## THE EXERCISE
Keep only the lines of the listing that include the word "labels", and copy them.

## SUPPLIED MATERIAL
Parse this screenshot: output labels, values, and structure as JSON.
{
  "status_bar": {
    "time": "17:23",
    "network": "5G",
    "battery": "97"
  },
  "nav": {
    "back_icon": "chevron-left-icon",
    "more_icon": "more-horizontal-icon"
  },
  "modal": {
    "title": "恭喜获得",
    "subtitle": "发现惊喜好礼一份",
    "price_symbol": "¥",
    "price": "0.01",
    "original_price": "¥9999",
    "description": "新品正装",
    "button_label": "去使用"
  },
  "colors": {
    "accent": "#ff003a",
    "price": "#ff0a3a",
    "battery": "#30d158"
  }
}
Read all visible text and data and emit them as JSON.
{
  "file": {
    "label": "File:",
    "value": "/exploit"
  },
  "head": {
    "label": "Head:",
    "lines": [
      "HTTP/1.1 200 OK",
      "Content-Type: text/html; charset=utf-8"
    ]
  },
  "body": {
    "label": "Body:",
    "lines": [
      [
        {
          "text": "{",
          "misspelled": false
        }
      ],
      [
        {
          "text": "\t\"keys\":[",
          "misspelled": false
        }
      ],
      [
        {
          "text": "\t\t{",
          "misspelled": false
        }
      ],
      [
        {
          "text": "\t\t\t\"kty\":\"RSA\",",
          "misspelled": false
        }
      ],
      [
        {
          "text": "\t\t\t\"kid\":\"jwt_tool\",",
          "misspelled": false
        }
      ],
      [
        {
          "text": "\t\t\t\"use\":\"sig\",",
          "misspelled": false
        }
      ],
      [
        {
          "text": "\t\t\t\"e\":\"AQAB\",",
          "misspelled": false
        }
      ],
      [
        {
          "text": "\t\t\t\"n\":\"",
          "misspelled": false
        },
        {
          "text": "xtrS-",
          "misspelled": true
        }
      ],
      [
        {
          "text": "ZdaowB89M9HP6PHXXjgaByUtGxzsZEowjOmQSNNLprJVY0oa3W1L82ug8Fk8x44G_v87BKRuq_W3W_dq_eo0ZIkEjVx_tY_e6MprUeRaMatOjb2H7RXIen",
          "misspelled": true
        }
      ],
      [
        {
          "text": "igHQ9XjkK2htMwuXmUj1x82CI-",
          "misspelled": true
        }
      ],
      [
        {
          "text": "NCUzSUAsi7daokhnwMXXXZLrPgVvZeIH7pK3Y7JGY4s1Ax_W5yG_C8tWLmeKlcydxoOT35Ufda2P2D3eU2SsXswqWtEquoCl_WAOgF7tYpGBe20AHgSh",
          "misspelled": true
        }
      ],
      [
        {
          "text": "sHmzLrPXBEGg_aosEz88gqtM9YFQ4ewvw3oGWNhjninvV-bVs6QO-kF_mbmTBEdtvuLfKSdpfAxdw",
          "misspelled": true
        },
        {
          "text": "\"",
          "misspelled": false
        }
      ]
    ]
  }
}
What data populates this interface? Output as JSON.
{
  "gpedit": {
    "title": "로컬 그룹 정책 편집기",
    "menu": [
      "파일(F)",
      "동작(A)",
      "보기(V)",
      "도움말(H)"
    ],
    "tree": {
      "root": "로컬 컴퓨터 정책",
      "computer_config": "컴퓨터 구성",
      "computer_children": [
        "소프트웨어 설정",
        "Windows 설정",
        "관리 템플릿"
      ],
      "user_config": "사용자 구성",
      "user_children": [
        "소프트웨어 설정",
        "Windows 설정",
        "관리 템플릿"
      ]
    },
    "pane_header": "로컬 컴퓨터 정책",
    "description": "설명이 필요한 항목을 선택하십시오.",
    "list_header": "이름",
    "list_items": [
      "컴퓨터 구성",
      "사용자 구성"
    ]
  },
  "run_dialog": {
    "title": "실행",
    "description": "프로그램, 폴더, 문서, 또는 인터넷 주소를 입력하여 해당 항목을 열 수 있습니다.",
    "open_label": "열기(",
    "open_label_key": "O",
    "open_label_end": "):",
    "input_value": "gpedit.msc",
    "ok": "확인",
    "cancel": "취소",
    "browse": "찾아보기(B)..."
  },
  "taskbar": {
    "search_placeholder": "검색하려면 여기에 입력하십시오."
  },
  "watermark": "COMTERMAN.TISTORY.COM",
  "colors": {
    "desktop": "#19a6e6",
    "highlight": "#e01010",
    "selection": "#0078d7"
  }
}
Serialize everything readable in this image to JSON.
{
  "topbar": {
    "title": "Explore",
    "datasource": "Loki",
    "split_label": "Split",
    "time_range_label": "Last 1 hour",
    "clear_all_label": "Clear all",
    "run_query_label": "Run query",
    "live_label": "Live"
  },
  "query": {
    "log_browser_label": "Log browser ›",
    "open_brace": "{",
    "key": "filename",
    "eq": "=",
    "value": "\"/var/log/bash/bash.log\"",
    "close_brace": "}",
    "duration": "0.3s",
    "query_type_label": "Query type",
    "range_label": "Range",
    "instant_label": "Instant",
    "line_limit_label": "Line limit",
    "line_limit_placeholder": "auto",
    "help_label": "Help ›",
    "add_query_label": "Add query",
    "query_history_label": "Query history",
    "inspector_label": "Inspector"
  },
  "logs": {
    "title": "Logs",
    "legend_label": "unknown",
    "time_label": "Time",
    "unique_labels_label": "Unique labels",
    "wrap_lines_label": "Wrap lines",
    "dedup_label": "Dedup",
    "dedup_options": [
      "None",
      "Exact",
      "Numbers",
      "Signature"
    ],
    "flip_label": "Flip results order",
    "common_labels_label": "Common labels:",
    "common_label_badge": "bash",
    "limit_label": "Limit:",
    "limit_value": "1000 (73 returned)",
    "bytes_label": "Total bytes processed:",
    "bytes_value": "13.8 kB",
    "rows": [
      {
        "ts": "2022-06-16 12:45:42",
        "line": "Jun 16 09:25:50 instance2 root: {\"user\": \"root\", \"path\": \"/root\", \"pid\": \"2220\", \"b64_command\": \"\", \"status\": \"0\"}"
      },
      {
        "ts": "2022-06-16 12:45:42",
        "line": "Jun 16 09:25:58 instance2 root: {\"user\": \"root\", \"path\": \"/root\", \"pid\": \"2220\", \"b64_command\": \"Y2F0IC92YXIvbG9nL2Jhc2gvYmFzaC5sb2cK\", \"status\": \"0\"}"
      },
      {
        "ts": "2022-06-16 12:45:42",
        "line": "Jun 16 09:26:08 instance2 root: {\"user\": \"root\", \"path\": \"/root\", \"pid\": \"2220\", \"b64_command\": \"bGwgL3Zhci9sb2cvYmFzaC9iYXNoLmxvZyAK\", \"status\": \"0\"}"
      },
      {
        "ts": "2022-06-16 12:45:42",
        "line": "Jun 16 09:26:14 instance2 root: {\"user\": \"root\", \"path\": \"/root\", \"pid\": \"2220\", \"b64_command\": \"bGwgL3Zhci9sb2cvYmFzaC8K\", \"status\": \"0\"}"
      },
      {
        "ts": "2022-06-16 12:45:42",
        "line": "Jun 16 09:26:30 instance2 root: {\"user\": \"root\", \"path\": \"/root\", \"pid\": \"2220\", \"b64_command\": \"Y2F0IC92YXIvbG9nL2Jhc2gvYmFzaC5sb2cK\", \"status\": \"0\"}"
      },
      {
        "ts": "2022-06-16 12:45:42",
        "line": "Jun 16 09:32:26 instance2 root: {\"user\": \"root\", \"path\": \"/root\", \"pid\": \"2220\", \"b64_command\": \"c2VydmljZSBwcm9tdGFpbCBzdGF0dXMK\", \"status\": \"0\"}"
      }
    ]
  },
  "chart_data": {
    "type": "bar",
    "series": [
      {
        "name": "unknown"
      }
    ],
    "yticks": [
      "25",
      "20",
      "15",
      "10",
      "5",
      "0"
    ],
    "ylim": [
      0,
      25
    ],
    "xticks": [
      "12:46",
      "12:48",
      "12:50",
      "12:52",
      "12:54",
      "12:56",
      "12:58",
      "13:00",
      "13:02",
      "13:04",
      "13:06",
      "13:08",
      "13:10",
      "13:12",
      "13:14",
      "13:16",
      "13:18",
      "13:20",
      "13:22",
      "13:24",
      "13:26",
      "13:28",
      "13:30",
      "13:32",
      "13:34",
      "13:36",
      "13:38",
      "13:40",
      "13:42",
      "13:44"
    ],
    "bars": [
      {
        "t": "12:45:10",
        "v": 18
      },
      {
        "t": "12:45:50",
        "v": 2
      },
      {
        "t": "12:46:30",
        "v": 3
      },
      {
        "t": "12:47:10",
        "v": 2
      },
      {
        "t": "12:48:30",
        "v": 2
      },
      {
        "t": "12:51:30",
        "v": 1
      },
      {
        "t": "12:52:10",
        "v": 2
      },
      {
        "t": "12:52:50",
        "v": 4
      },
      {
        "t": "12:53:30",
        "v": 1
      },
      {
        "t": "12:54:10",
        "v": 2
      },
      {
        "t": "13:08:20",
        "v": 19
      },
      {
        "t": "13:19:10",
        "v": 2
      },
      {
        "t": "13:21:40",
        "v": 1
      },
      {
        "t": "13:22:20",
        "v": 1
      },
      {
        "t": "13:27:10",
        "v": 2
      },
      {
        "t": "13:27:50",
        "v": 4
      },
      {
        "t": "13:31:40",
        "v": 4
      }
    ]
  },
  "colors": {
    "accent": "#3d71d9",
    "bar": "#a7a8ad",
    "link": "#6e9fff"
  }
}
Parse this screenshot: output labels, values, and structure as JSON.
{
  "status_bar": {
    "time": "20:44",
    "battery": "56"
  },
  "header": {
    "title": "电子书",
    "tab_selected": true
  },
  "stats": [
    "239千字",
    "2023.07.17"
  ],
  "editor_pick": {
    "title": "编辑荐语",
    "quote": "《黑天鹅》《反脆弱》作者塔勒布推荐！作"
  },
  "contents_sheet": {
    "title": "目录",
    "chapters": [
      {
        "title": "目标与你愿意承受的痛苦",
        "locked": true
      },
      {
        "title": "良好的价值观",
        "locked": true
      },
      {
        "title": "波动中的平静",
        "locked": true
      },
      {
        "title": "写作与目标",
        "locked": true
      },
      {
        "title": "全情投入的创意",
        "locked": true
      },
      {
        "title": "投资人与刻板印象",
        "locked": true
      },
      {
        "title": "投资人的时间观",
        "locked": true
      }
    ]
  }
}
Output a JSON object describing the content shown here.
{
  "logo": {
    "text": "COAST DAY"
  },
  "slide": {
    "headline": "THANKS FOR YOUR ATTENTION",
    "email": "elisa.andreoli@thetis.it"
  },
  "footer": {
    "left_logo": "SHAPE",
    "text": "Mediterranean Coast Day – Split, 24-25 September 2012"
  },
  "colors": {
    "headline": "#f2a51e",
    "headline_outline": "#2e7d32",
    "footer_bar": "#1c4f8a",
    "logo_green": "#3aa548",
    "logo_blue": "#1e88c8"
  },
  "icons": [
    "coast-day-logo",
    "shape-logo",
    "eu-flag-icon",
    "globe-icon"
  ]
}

## ANSWER TO THIS PROBLEM
Parse this screenshot: output labels, values, and structure as JSON.
    "unique_labels_label": "Unique labels",
    "common_labels_label": "Common labels:",
Parse this screenshot: output labels, values, and structure as JSON.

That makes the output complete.